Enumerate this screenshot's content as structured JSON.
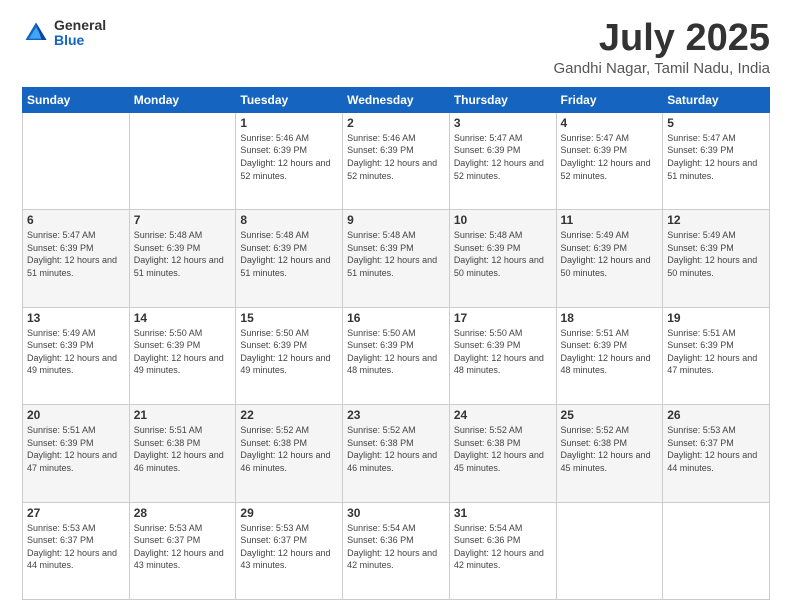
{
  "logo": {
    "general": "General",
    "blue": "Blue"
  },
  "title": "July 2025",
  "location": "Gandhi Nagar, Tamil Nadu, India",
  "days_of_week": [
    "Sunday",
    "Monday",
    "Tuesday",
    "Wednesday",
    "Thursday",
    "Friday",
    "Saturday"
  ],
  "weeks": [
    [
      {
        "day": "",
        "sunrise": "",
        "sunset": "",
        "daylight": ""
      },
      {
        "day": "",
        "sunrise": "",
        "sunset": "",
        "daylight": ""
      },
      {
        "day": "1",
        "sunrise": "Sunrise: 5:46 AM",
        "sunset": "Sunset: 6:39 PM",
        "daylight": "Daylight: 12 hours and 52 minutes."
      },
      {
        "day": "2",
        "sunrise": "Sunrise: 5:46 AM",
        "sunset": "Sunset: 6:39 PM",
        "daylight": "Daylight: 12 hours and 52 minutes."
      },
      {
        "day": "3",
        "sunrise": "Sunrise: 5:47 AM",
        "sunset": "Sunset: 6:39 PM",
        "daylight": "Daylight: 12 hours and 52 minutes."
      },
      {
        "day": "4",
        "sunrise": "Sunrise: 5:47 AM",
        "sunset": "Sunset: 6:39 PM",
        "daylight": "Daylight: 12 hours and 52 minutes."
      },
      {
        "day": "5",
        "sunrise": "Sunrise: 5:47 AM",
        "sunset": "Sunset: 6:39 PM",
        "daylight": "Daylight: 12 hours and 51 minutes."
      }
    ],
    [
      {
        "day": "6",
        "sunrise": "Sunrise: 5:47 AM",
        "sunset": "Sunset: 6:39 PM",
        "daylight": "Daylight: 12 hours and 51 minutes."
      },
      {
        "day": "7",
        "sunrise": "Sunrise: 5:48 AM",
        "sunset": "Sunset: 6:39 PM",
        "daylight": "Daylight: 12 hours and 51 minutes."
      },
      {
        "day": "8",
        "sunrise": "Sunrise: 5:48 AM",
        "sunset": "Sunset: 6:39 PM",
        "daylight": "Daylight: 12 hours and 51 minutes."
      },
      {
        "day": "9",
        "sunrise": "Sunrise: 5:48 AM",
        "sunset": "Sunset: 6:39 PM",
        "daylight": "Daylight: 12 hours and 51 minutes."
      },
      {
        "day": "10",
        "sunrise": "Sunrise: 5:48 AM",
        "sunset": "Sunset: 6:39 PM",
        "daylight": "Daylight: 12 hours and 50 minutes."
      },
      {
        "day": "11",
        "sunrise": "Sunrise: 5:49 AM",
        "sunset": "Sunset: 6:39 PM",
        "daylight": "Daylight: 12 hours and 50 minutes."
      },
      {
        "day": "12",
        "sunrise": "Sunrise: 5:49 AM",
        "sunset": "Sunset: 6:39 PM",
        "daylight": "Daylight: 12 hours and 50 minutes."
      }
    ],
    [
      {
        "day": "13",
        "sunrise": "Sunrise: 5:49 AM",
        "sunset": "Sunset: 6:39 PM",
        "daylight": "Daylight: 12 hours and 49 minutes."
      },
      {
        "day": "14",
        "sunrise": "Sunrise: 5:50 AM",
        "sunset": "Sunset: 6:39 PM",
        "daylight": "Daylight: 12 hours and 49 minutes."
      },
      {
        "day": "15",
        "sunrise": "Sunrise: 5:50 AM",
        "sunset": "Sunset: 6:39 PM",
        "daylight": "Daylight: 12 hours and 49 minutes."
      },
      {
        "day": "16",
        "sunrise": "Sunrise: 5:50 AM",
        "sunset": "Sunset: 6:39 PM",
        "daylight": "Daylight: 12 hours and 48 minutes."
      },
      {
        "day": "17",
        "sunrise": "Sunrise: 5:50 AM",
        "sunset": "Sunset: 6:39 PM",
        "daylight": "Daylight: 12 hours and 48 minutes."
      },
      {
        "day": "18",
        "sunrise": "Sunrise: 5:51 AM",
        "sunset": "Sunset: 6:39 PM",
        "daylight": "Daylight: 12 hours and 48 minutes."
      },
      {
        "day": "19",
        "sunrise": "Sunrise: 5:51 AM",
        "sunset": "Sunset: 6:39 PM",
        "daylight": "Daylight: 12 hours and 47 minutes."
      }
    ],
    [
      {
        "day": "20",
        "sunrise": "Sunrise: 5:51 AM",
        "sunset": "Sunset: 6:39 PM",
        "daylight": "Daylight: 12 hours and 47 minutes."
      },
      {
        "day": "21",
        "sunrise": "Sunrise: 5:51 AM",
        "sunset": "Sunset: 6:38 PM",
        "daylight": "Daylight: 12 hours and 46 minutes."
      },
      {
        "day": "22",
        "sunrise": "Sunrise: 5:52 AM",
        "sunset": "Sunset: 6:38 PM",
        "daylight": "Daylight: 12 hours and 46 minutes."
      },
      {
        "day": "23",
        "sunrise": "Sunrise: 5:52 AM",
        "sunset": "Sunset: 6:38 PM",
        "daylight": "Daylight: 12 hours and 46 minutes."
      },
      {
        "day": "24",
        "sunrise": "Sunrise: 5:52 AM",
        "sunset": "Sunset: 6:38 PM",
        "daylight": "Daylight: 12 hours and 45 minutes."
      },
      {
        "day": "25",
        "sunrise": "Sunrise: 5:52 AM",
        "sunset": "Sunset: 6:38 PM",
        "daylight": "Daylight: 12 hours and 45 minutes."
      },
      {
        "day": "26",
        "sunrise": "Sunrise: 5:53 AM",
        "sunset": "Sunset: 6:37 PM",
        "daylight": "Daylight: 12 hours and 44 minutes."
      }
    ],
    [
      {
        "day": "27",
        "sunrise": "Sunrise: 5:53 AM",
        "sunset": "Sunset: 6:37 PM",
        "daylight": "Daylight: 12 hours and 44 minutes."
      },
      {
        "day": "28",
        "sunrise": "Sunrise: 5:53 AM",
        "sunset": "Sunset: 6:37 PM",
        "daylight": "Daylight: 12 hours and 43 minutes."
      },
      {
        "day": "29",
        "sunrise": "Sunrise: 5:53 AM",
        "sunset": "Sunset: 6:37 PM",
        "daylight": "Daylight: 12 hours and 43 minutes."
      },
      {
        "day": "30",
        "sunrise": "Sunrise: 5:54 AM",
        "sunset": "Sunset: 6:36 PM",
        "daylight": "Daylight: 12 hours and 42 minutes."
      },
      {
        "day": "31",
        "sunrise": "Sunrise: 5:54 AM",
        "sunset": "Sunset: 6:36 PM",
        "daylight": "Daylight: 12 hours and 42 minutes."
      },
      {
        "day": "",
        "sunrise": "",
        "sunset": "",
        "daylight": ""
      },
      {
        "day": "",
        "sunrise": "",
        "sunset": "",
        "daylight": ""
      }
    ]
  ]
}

○ ○ ○ ○ ○ ○ ○

What the task requires →
Output the entries above exactly. Drop the pictures.

Full output →
Enumerate this screenshot's content as structured JSON.
{
  "logo": {
    "general": "General",
    "blue": "Blue"
  },
  "title": "July 2025",
  "location": "Gandhi Nagar, Tamil Nadu, India",
  "days_of_week": [
    "Sunday",
    "Monday",
    "Tuesday",
    "Wednesday",
    "Thursday",
    "Friday",
    "Saturday"
  ],
  "weeks": [
    [
      {
        "day": "",
        "sunrise": "",
        "sunset": "",
        "daylight": ""
      },
      {
        "day": "",
        "sunrise": "",
        "sunset": "",
        "daylight": ""
      },
      {
        "day": "1",
        "sunrise": "Sunrise: 5:46 AM",
        "sunset": "Sunset: 6:39 PM",
        "daylight": "Daylight: 12 hours and 52 minutes."
      },
      {
        "day": "2",
        "sunrise": "Sunrise: 5:46 AM",
        "sunset": "Sunset: 6:39 PM",
        "daylight": "Daylight: 12 hours and 52 minutes."
      },
      {
        "day": "3",
        "sunrise": "Sunrise: 5:47 AM",
        "sunset": "Sunset: 6:39 PM",
        "daylight": "Daylight: 12 hours and 52 minutes."
      },
      {
        "day": "4",
        "sunrise": "Sunrise: 5:47 AM",
        "sunset": "Sunset: 6:39 PM",
        "daylight": "Daylight: 12 hours and 52 minutes."
      },
      {
        "day": "5",
        "sunrise": "Sunrise: 5:47 AM",
        "sunset": "Sunset: 6:39 PM",
        "daylight": "Daylight: 12 hours and 51 minutes."
      }
    ],
    [
      {
        "day": "6",
        "sunrise": "Sunrise: 5:47 AM",
        "sunset": "Sunset: 6:39 PM",
        "daylight": "Daylight: 12 hours and 51 minutes."
      },
      {
        "day": "7",
        "sunrise": "Sunrise: 5:48 AM",
        "sunset": "Sunset: 6:39 PM",
        "daylight": "Daylight: 12 hours and 51 minutes."
      },
      {
        "day": "8",
        "sunrise": "Sunrise: 5:48 AM",
        "sunset": "Sunset: 6:39 PM",
        "daylight": "Daylight: 12 hours and 51 minutes."
      },
      {
        "day": "9",
        "sunrise": "Sunrise: 5:48 AM",
        "sunset": "Sunset: 6:39 PM",
        "daylight": "Daylight: 12 hours and 51 minutes."
      },
      {
        "day": "10",
        "sunrise": "Sunrise: 5:48 AM",
        "sunset": "Sunset: 6:39 PM",
        "daylight": "Daylight: 12 hours and 50 minutes."
      },
      {
        "day": "11",
        "sunrise": "Sunrise: 5:49 AM",
        "sunset": "Sunset: 6:39 PM",
        "daylight": "Daylight: 12 hours and 50 minutes."
      },
      {
        "day": "12",
        "sunrise": "Sunrise: 5:49 AM",
        "sunset": "Sunset: 6:39 PM",
        "daylight": "Daylight: 12 hours and 50 minutes."
      }
    ],
    [
      {
        "day": "13",
        "sunrise": "Sunrise: 5:49 AM",
        "sunset": "Sunset: 6:39 PM",
        "daylight": "Daylight: 12 hours and 49 minutes."
      },
      {
        "day": "14",
        "sunrise": "Sunrise: 5:50 AM",
        "sunset": "Sunset: 6:39 PM",
        "daylight": "Daylight: 12 hours and 49 minutes."
      },
      {
        "day": "15",
        "sunrise": "Sunrise: 5:50 AM",
        "sunset": "Sunset: 6:39 PM",
        "daylight": "Daylight: 12 hours and 49 minutes."
      },
      {
        "day": "16",
        "sunrise": "Sunrise: 5:50 AM",
        "sunset": "Sunset: 6:39 PM",
        "daylight": "Daylight: 12 hours and 48 minutes."
      },
      {
        "day": "17",
        "sunrise": "Sunrise: 5:50 AM",
        "sunset": "Sunset: 6:39 PM",
        "daylight": "Daylight: 12 hours and 48 minutes."
      },
      {
        "day": "18",
        "sunrise": "Sunrise: 5:51 AM",
        "sunset": "Sunset: 6:39 PM",
        "daylight": "Daylight: 12 hours and 48 minutes."
      },
      {
        "day": "19",
        "sunrise": "Sunrise: 5:51 AM",
        "sunset": "Sunset: 6:39 PM",
        "daylight": "Daylight: 12 hours and 47 minutes."
      }
    ],
    [
      {
        "day": "20",
        "sunrise": "Sunrise: 5:51 AM",
        "sunset": "Sunset: 6:39 PM",
        "daylight": "Daylight: 12 hours and 47 minutes."
      },
      {
        "day": "21",
        "sunrise": "Sunrise: 5:51 AM",
        "sunset": "Sunset: 6:38 PM",
        "daylight": "Daylight: 12 hours and 46 minutes."
      },
      {
        "day": "22",
        "sunrise": "Sunrise: 5:52 AM",
        "sunset": "Sunset: 6:38 PM",
        "daylight": "Daylight: 12 hours and 46 minutes."
      },
      {
        "day": "23",
        "sunrise": "Sunrise: 5:52 AM",
        "sunset": "Sunset: 6:38 PM",
        "daylight": "Daylight: 12 hours and 46 minutes."
      },
      {
        "day": "24",
        "sunrise": "Sunrise: 5:52 AM",
        "sunset": "Sunset: 6:38 PM",
        "daylight": "Daylight: 12 hours and 45 minutes."
      },
      {
        "day": "25",
        "sunrise": "Sunrise: 5:52 AM",
        "sunset": "Sunset: 6:38 PM",
        "daylight": "Daylight: 12 hours and 45 minutes."
      },
      {
        "day": "26",
        "sunrise": "Sunrise: 5:53 AM",
        "sunset": "Sunset: 6:37 PM",
        "daylight": "Daylight: 12 hours and 44 minutes."
      }
    ],
    [
      {
        "day": "27",
        "sunrise": "Sunrise: 5:53 AM",
        "sunset": "Sunset: 6:37 PM",
        "daylight": "Daylight: 12 hours and 44 minutes."
      },
      {
        "day": "28",
        "sunrise": "Sunrise: 5:53 AM",
        "sunset": "Sunset: 6:37 PM",
        "daylight": "Daylight: 12 hours and 43 minutes."
      },
      {
        "day": "29",
        "sunrise": "Sunrise: 5:53 AM",
        "sunset": "Sunset: 6:37 PM",
        "daylight": "Daylight: 12 hours and 43 minutes."
      },
      {
        "day": "30",
        "sunrise": "Sunrise: 5:54 AM",
        "sunset": "Sunset: 6:36 PM",
        "daylight": "Daylight: 12 hours and 42 minutes."
      },
      {
        "day": "31",
        "sunrise": "Sunrise: 5:54 AM",
        "sunset": "Sunset: 6:36 PM",
        "daylight": "Daylight: 12 hours and 42 minutes."
      },
      {
        "day": "",
        "sunrise": "",
        "sunset": "",
        "daylight": ""
      },
      {
        "day": "",
        "sunrise": "",
        "sunset": "",
        "daylight": ""
      }
    ]
  ]
}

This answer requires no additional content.